#### [Work required]
In the entries below, find the lines with the word "Application" and copy them.

--- Begin Supplied data ---

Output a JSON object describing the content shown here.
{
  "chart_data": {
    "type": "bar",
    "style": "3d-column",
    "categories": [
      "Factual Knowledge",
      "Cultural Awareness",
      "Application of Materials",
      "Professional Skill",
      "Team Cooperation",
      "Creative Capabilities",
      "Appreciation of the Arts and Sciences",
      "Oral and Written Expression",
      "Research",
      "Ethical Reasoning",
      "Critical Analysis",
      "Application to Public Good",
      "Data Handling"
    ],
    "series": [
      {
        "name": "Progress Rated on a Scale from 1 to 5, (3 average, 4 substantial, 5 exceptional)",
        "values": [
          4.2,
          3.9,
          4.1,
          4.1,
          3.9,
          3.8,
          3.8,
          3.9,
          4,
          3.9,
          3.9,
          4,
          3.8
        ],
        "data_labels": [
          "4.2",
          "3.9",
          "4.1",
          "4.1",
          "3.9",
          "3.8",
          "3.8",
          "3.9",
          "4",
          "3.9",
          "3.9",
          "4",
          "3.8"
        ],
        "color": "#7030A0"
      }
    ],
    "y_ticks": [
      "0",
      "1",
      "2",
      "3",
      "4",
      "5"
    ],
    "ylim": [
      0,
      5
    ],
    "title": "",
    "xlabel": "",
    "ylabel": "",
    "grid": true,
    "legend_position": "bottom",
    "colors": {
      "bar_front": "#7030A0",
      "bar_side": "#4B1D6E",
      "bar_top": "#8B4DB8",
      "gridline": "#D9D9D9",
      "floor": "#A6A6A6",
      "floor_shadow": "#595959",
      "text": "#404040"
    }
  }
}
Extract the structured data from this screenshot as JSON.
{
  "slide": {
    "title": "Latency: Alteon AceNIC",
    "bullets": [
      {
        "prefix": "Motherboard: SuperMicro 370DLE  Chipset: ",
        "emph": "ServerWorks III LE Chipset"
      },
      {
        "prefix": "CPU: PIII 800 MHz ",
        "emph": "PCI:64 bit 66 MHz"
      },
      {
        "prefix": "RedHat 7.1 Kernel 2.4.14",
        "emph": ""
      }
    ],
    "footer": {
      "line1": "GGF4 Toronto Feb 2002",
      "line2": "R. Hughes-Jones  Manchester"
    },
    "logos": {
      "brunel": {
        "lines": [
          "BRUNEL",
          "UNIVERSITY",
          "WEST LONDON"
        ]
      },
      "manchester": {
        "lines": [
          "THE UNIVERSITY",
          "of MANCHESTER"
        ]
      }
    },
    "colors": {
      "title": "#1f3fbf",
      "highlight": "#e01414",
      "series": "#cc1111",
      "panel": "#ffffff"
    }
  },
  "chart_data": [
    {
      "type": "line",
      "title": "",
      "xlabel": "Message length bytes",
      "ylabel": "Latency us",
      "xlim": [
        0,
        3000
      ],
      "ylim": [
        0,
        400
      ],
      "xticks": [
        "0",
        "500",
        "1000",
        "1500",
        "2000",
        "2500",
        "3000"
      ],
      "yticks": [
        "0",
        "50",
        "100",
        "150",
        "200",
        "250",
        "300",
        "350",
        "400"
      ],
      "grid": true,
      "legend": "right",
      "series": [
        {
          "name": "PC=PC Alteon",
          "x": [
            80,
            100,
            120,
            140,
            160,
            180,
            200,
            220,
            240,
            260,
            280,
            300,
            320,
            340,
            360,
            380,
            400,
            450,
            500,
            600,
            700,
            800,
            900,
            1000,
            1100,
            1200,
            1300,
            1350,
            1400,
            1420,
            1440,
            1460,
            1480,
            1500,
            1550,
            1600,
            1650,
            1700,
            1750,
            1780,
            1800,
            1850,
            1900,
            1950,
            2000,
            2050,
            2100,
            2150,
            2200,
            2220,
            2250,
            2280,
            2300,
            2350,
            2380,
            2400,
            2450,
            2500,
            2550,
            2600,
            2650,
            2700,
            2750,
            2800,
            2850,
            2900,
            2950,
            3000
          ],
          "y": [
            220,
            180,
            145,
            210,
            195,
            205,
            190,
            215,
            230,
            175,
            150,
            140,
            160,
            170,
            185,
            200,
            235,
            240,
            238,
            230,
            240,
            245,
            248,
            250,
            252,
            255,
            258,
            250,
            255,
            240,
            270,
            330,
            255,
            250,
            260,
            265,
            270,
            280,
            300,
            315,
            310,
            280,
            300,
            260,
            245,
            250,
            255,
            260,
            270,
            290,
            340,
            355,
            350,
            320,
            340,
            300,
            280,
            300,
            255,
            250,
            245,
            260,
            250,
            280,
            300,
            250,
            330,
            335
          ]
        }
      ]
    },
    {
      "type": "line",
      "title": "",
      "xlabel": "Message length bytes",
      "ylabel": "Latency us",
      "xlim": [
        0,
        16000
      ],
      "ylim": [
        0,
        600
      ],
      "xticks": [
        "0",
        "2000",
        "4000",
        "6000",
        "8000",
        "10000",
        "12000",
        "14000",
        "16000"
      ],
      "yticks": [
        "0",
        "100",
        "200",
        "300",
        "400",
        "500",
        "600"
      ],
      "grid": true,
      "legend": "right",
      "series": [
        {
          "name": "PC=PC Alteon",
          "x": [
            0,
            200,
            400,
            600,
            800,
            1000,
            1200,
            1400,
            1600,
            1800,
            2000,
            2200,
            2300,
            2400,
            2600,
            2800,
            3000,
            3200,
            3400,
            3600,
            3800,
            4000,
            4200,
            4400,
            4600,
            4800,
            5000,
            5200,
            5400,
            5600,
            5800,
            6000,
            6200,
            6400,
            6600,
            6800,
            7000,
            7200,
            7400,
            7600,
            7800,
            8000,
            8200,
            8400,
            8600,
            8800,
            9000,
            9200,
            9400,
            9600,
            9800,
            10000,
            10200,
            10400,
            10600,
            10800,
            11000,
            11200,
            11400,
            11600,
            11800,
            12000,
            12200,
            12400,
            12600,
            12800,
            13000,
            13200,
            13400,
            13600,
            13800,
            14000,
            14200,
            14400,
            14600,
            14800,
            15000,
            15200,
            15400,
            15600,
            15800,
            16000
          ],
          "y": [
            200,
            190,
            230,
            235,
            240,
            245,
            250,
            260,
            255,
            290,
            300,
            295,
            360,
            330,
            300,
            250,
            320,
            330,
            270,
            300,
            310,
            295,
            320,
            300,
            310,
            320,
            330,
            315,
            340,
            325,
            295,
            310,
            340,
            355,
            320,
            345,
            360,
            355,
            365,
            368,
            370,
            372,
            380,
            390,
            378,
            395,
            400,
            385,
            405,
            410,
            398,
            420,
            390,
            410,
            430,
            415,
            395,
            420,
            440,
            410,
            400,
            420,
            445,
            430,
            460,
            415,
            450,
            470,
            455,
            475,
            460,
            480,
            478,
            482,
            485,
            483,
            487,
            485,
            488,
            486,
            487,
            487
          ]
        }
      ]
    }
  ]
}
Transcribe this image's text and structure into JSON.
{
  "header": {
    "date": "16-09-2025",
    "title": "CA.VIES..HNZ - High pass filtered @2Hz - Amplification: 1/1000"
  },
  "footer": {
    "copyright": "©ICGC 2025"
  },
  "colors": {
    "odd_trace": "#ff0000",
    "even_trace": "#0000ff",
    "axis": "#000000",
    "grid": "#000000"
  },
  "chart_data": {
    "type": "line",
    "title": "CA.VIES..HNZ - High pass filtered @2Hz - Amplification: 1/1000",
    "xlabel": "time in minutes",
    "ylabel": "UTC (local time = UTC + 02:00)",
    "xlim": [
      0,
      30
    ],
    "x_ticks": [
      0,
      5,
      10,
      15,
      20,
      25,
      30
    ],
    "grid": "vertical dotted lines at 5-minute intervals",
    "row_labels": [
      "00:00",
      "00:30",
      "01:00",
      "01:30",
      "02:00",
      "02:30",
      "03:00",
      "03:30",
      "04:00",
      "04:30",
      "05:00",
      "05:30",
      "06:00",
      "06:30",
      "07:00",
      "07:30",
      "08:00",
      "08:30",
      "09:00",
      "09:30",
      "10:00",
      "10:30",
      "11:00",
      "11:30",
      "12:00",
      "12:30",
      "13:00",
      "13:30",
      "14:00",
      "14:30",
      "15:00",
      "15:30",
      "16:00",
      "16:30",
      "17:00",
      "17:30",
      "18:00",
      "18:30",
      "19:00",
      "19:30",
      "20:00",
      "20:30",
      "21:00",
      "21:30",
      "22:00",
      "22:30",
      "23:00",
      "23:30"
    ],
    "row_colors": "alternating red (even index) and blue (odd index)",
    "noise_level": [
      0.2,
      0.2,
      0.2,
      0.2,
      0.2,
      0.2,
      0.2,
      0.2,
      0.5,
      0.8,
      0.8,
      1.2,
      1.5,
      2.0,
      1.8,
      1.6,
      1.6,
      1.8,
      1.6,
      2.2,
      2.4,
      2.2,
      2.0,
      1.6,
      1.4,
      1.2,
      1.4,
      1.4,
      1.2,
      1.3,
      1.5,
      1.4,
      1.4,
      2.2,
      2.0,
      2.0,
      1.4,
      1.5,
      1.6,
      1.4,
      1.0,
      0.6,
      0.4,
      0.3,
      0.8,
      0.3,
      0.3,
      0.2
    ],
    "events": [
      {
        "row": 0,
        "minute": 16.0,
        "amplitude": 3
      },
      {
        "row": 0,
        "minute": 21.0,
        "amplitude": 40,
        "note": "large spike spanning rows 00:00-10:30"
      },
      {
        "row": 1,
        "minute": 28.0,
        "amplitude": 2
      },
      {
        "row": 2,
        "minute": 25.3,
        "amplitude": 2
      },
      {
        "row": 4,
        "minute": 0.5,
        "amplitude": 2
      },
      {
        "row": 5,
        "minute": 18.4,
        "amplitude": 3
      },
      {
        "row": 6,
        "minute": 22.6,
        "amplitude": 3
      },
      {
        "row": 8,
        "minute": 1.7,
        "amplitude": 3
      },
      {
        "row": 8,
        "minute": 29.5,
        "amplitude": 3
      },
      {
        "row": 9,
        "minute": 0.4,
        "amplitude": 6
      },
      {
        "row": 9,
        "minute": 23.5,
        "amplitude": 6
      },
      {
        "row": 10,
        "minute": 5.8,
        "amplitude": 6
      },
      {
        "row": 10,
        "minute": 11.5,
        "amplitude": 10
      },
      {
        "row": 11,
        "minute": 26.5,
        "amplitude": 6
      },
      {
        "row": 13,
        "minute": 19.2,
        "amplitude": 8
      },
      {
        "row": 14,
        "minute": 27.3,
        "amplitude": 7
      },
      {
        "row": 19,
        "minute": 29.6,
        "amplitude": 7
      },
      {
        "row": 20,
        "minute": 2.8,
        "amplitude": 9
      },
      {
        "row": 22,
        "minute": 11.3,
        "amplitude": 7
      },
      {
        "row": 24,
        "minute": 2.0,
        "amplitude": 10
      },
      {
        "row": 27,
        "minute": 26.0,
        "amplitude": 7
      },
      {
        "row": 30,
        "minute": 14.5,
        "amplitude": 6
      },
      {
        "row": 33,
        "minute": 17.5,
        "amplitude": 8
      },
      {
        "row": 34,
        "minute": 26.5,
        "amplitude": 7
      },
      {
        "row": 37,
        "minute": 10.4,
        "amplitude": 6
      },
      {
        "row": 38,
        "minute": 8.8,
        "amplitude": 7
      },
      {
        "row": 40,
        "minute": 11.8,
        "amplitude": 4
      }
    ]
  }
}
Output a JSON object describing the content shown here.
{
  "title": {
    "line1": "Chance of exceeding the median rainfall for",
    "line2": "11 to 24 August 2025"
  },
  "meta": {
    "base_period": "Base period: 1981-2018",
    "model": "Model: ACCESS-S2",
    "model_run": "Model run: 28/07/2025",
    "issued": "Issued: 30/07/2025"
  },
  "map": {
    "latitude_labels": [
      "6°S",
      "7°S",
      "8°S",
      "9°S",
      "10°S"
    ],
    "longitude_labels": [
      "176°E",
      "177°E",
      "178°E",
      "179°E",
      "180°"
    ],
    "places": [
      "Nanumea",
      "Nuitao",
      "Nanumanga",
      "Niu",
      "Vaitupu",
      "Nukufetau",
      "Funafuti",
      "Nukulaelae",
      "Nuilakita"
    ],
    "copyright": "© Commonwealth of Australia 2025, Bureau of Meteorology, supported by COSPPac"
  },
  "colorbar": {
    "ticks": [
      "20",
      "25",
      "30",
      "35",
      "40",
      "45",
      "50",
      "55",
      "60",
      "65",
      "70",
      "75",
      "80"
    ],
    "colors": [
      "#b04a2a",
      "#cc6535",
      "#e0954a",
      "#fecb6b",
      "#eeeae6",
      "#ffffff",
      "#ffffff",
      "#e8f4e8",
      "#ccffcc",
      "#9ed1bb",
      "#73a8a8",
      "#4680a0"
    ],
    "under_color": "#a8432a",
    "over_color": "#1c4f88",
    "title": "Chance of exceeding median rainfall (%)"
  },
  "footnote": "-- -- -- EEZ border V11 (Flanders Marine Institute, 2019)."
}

--- End Supplied data ---

#### [Reply]
      "Application of Materials",
      "Application to Public Good",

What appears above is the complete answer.